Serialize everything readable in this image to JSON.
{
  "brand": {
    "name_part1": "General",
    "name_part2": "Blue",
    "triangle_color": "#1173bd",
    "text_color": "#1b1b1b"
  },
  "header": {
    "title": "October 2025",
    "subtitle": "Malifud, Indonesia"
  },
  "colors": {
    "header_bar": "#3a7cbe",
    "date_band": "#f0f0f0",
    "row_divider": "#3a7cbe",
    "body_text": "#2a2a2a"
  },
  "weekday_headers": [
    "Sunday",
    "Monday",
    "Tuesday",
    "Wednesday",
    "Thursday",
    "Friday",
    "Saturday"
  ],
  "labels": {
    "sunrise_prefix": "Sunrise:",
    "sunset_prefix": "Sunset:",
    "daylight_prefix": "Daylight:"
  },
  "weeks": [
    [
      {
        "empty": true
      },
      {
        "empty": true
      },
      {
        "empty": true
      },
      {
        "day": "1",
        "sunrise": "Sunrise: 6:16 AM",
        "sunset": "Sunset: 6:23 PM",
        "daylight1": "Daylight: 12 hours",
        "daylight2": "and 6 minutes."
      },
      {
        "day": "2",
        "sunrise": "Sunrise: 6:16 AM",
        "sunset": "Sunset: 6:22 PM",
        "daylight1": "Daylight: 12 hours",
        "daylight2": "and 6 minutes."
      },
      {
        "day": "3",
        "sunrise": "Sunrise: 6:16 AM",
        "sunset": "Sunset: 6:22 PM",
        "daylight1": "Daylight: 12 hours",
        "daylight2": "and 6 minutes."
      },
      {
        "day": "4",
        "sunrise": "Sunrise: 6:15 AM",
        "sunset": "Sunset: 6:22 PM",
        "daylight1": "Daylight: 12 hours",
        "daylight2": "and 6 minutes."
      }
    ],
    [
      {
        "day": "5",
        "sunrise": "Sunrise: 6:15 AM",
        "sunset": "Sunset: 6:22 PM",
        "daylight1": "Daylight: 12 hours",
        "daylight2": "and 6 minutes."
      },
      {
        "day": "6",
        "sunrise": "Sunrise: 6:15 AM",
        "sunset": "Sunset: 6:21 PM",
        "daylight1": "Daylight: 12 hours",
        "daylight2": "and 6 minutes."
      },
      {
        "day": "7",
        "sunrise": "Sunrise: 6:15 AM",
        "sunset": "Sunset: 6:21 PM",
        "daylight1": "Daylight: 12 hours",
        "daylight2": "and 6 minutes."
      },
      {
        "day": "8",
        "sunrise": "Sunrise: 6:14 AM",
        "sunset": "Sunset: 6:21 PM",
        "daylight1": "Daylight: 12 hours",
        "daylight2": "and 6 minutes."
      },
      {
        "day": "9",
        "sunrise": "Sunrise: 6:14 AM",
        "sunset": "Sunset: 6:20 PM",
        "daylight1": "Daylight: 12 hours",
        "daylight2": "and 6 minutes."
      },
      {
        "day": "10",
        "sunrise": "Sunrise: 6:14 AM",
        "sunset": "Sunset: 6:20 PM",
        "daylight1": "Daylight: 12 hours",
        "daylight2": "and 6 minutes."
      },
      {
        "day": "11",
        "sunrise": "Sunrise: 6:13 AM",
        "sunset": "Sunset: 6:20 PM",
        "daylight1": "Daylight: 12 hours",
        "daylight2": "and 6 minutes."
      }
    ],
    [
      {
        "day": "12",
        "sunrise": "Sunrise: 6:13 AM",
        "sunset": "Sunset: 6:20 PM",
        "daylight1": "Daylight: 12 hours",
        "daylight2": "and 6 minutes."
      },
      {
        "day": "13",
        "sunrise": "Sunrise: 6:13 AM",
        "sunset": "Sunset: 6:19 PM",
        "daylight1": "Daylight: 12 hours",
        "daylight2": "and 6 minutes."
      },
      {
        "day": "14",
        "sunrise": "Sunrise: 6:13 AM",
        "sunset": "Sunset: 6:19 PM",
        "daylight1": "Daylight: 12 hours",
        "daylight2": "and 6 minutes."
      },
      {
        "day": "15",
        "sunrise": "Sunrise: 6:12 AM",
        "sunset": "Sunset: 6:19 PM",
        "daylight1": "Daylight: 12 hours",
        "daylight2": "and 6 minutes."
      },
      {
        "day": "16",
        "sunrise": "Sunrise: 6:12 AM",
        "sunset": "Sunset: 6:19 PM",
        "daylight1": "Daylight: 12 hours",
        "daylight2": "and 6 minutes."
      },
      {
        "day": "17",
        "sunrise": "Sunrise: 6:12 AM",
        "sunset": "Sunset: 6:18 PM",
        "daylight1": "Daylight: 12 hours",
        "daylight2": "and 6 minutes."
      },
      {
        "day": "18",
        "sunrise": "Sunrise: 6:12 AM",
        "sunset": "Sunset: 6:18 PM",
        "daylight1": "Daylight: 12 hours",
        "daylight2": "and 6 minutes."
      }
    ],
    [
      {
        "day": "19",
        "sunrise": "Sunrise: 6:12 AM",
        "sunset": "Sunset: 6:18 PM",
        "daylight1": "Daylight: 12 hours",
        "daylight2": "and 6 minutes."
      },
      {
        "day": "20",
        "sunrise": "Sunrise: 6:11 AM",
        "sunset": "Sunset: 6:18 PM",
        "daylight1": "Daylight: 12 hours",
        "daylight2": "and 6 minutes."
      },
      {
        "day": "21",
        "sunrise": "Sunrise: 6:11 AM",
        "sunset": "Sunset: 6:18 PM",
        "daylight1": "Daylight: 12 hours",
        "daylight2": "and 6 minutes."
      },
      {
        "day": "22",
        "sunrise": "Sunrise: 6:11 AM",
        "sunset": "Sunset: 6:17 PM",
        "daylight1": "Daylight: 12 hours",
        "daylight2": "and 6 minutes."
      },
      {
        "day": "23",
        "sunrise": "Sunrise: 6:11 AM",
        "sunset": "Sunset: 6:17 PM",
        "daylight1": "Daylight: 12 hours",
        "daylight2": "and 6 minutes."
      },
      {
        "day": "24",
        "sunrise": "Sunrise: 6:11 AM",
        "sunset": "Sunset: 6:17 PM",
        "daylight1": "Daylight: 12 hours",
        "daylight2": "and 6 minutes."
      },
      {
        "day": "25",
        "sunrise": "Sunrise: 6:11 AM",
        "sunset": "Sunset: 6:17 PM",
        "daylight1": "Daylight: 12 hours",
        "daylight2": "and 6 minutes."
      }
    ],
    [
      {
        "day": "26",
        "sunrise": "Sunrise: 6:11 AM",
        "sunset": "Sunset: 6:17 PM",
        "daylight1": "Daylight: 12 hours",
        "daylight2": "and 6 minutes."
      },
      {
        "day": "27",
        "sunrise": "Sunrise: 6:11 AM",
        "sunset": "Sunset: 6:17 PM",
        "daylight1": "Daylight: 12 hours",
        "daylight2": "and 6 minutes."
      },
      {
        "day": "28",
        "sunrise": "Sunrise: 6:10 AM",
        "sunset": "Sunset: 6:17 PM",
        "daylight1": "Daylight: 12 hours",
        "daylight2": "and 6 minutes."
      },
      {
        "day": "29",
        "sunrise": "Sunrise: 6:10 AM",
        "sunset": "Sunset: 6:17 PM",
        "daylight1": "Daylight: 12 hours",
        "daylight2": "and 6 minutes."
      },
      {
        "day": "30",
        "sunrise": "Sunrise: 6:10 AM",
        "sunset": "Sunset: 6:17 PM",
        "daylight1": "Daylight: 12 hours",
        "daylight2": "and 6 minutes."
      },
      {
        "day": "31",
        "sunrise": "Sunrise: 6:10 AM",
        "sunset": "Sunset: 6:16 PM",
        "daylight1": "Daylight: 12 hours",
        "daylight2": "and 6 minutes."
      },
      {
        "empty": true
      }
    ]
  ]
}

-.-.-

Given task> Exactly as shown, repeat every record.

Response to the exercise>
Serialize everything readable in this image to JSON.
{
  "brand": {
    "name_part1": "General",
    "name_part2": "Blue",
    "triangle_color": "#1173bd",
    "text_color": "#1b1b1b"
  },
  "header": {
    "title": "October 2025",
    "subtitle": "Malifud, Indonesia"
  },
  "colors": {
    "header_bar": "#3a7cbe",
    "date_band": "#f0f0f0",
    "row_divider": "#3a7cbe",
    "body_text": "#2a2a2a"
  },
  "weekday_headers": [
    "Sunday",
    "Monday",
    "Tuesday",
    "Wednesday",
    "Thursday",
    "Friday",
    "Saturday"
  ],
  "labels": {
    "sunrise_prefix": "Sunrise:",
    "sunset_prefix": "Sunset:",
    "daylight_prefix": "Daylight:"
  },
  "weeks": [
    [
      {
        "empty": true
      },
      {
        "empty": true
      },
      {
        "empty": true
      },
      {
        "day": "1",
        "sunrise": "Sunrise: 6:16 AM",
        "sunset": "Sunset: 6:23 PM",
        "daylight1": "Daylight: 12 hours",
        "daylight2": "and 6 minutes."
      },
      {
        "day": "2",
        "sunrise": "Sunrise: 6:16 AM",
        "sunset": "Sunset: 6:22 PM",
        "daylight1": "Daylight: 12 hours",
        "daylight2": "and 6 minutes."
      },
      {
        "day": "3",
        "sunrise": "Sunrise: 6:16 AM",
        "sunset": "Sunset: 6:22 PM",
        "daylight1": "Daylight: 12 hours",
        "daylight2": "and 6 minutes."
      },
      {
        "day": "4",
        "sunrise": "Sunrise: 6:15 AM",
        "sunset": "Sunset: 6:22 PM",
        "daylight1": "Daylight: 12 hours",
        "daylight2": "and 6 minutes."
      }
    ],
    [
      {
        "day": "5",
        "sunrise": "Sunrise: 6:15 AM",
        "sunset": "Sunset: 6:22 PM",
        "daylight1": "Daylight: 12 hours",
        "daylight2": "and 6 minutes."
      },
      {
        "day": "6",
        "sunrise": "Sunrise: 6:15 AM",
        "sunset": "Sunset: 6:21 PM",
        "daylight1": "Daylight: 12 hours",
        "daylight2": "and 6 minutes."
      },
      {
        "day": "7",
        "sunrise": "Sunrise: 6:15 AM",
        "sunset": "Sunset: 6:21 PM",
        "daylight1": "Daylight: 12 hours",
        "daylight2": "and 6 minutes."
      },
      {
        "day": "8",
        "sunrise": "Sunrise: 6:14 AM",
        "sunset": "Sunset: 6:21 PM",
        "daylight1": "Daylight: 12 hours",
        "daylight2": "and 6 minutes."
      },
      {
        "day": "9",
        "sunrise": "Sunrise: 6:14 AM",
        "sunset": "Sunset: 6:20 PM",
        "daylight1": "Daylight: 12 hours",
        "daylight2": "and 6 minutes."
      },
      {
        "day": "10",
        "sunrise": "Sunrise: 6:14 AM",
        "sunset": "Sunset: 6:20 PM",
        "daylight1": "Daylight: 12 hours",
        "daylight2": "and 6 minutes."
      },
      {
        "day": "11",
        "sunrise": "Sunrise: 6:13 AM",
        "sunset": "Sunset: 6:20 PM",
        "daylight1": "Daylight: 12 hours",
        "daylight2": "and 6 minutes."
      }
    ],
    [
      {
        "day": "12",
        "sunrise": "Sunrise: 6:13 AM",
        "sunset": "Sunset: 6:20 PM",
        "daylight1": "Daylight: 12 hours",
        "daylight2": "and 6 minutes."
      },
      {
        "day": "13",
        "sunrise": "Sunrise: 6:13 AM",
        "sunset": "Sunset: 6:19 PM",
        "daylight1": "Daylight: 12 hours",
        "daylight2": "and 6 minutes."
      },
      {
        "day": "14",
        "sunrise": "Sunrise: 6:13 AM",
        "sunset": "Sunset: 6:19 PM",
        "daylight1": "Daylight: 12 hours",
        "daylight2": "and 6 minutes."
      },
      {
        "day": "15",
        "sunrise": "Sunrise: 6:12 AM",
        "sunset": "Sunset: 6:19 PM",
        "daylight1": "Daylight: 12 hours",
        "daylight2": "and 6 minutes."
      },
      {
        "day": "16",
        "sunrise": "Sunrise: 6:12 AM",
        "sunset": "Sunset: 6:19 PM",
        "daylight1": "Daylight: 12 hours",
        "daylight2": "and 6 minutes."
      },
      {
        "day": "17",
        "sunrise": "Sunrise: 6:12 AM",
        "sunset": "Sunset: 6:18 PM",
        "daylight1": "Daylight: 12 hours",
        "daylight2": "and 6 minutes."
      },
      {
        "day": "18",
        "sunrise": "Sunrise: 6:12 AM",
        "sunset": "Sunset: 6:18 PM",
        "daylight1": "Daylight: 12 hours",
        "daylight2": "and 6 minutes."
      }
    ],
    [
      {
        "day": "19",
        "sunrise": "Sunrise: 6:12 AM",
        "sunset": "Sunset: 6:18 PM",
        "daylight1": "Daylight: 12 hours",
        "daylight2": "and 6 minutes."
      },
      {
        "day": "20",
        "sunrise": "Sunrise: 6:11 AM",
        "sunset": "Sunset: 6:18 PM",
        "daylight1": "Daylight: 12 hours",
        "daylight2": "and 6 minutes."
      },
      {
        "day": "21",
        "sunrise": "Sunrise: 6:11 AM",
        "sunset": "Sunset: 6:18 PM",
        "daylight1": "Daylight: 12 hours",
        "daylight2": "and 6 minutes."
      },
      {
        "day": "22",
        "sunrise": "Sunrise: 6:11 AM",
        "sunset": "Sunset: 6:17 PM",
        "daylight1": "Daylight: 12 hours",
        "daylight2": "and 6 minutes."
      },
      {
        "day": "23",
        "sunrise": "Sunrise: 6:11 AM",
        "sunset": "Sunset: 6:17 PM",
        "daylight1": "Daylight: 12 hours",
        "daylight2": "and 6 minutes."
      },
      {
        "day": "24",
        "sunrise": "Sunrise: 6:11 AM",
        "sunset": "Sunset: 6:17 PM",
        "daylight1": "Daylight: 12 hours",
        "daylight2": "and 6 minutes."
      },
      {
        "day": "25",
        "sunrise": "Sunrise: 6:11 AM",
        "sunset": "Sunset: 6:17 PM",
        "daylight1": "Daylight: 12 hours",
        "daylight2": "and 6 minutes."
      }
    ],
    [
      {
        "day": "26",
        "sunrise": "Sunrise: 6:11 AM",
        "sunset": "Sunset: 6:17 PM",
        "daylight1": "Daylight: 12 hours",
        "daylight2": "and 6 minutes."
      },
      {
        "day": "27",
        "sunrise": "Sunrise: 6:11 AM",
        "sunset": "Sunset: 6:17 PM",
        "daylight1": "Daylight: 12 hours",
        "daylight2": "and 6 minutes."
      },
      {
        "day": "28",
        "sunrise": "Sunrise: 6:10 AM",
        "sunset": "Sunset: 6:17 PM",
        "daylight1": "Daylight: 12 hours",
        "daylight2": "and 6 minutes."
      },
      {
        "day": "29",
        "sunrise": "Sunrise: 6:10 AM",
        "sunset": "Sunset: 6:17 PM",
        "daylight1": "Daylight: 12 hours",
        "daylight2": "and 6 minutes."
      },
      {
        "day": "30",
        "sunrise": "Sunrise: 6:10 AM",
        "sunset": "Sunset: 6:17 PM",
        "daylight1": "Daylight: 12 hours",
        "daylight2": "and 6 minutes."
      },
      {
        "day": "31",
        "sunrise": "Sunrise: 6:10 AM",
        "sunset": "Sunset: 6:16 PM",
        "daylight1": "Daylight: 12 hours",
        "daylight2": "and 6 minutes."
      },
      {
        "empty": true
      }
    ]
  ]
}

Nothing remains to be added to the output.